# Records shown start
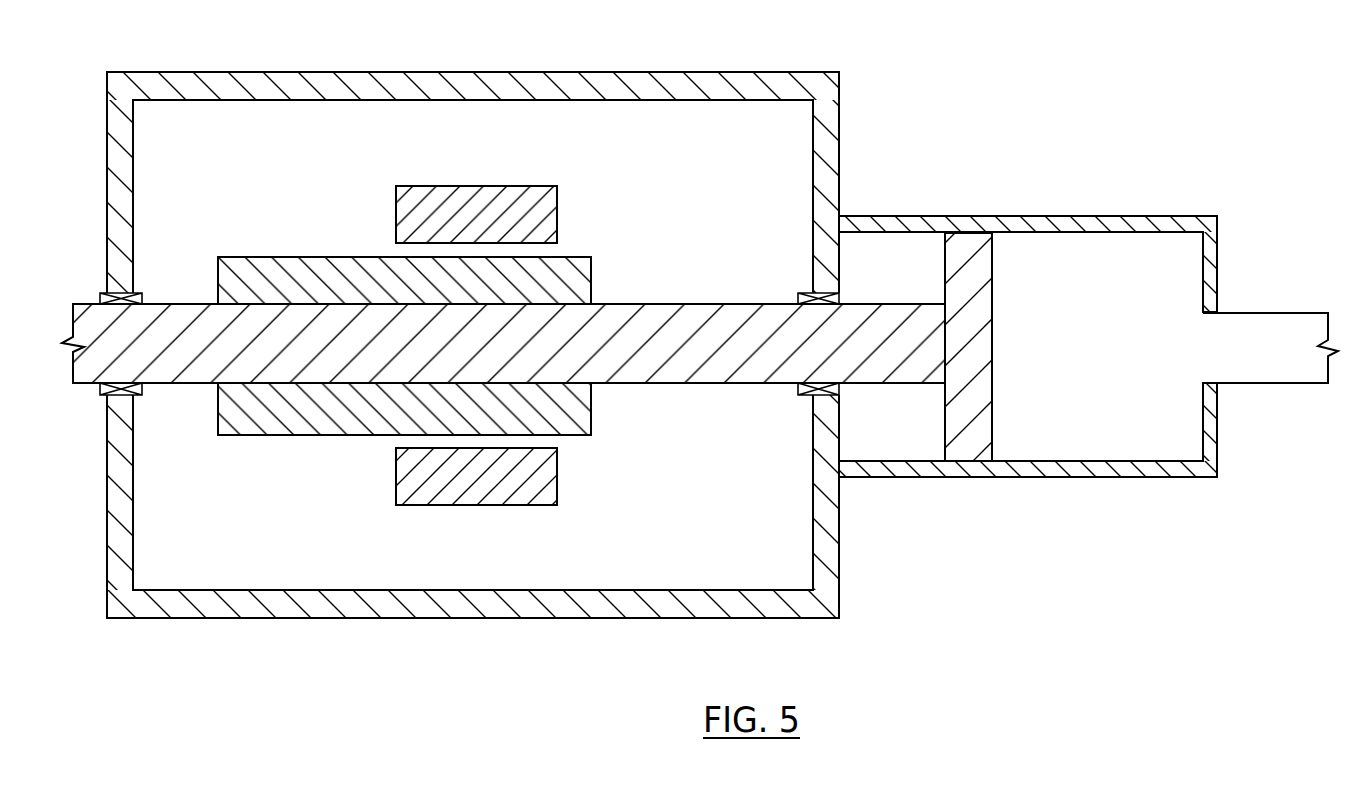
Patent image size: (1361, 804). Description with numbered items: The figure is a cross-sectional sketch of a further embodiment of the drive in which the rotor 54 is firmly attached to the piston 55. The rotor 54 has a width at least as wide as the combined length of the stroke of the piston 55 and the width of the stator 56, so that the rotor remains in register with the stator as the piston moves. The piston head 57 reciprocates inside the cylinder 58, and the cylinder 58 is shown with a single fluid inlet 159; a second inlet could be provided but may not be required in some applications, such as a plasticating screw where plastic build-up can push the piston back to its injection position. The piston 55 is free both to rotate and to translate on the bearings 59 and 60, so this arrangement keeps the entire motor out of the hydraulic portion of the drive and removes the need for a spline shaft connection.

The rotor 54 is at (590, 280).
The piston 55 is at (662, 366).
The stator 56 is at (556, 200).
The piston head 57 is at (977, 352).
The cylinder 58 is at (1089, 222).
The bearing 59 is at (147, 297).
The bearing 60 is at (800, 300).
The fluid inlet 159 is at (1277, 337).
# Records shown end
_What you are asked to do_
Format the rows above as a JSON list of strings, with one string for each line and no blank lines. Leave the pictures out.

_Reply_
[
  "Patent image size: (1361, 804). Description with numbered items: The figure is a cross-sectional sketch of a further embodiment of the drive in which the rotor 54 is firmly attached to the piston 55. The rotor 54 has a width at least as wide as the combined length of the stroke of the piston 55 and the width of the stator 56, so that the rotor remains in register with the stator as the piston moves. The piston head 57 reciprocates inside the cylinder 58, and the cylinder 58 is shown with a single fluid inlet 159; a second inlet could be provided but may not be required in some applications, such as a plasticating screw where plastic build-up can push the piston back to its injection position. The piston 55 is free both to rotate and to translate on the bearings 59 and 60, so this arrangement keeps the entire motor out of the hydraulic portion of the drive and removes the need for a spline shaft connection.",
  "The rotor 54 is at (590, 280).",
  "The piston 55 is at (662, 366).",
  "The stator 56 is at (556, 200).",
  "The piston head 57 is at (977, 352).",
  "The cylinder 58 is at (1089, 222).",
  "The bearing 59 is at (147, 297).",
  "The bearing 60 is at (800, 300).",
  "The fluid inlet 159 is at (1277, 337)."
]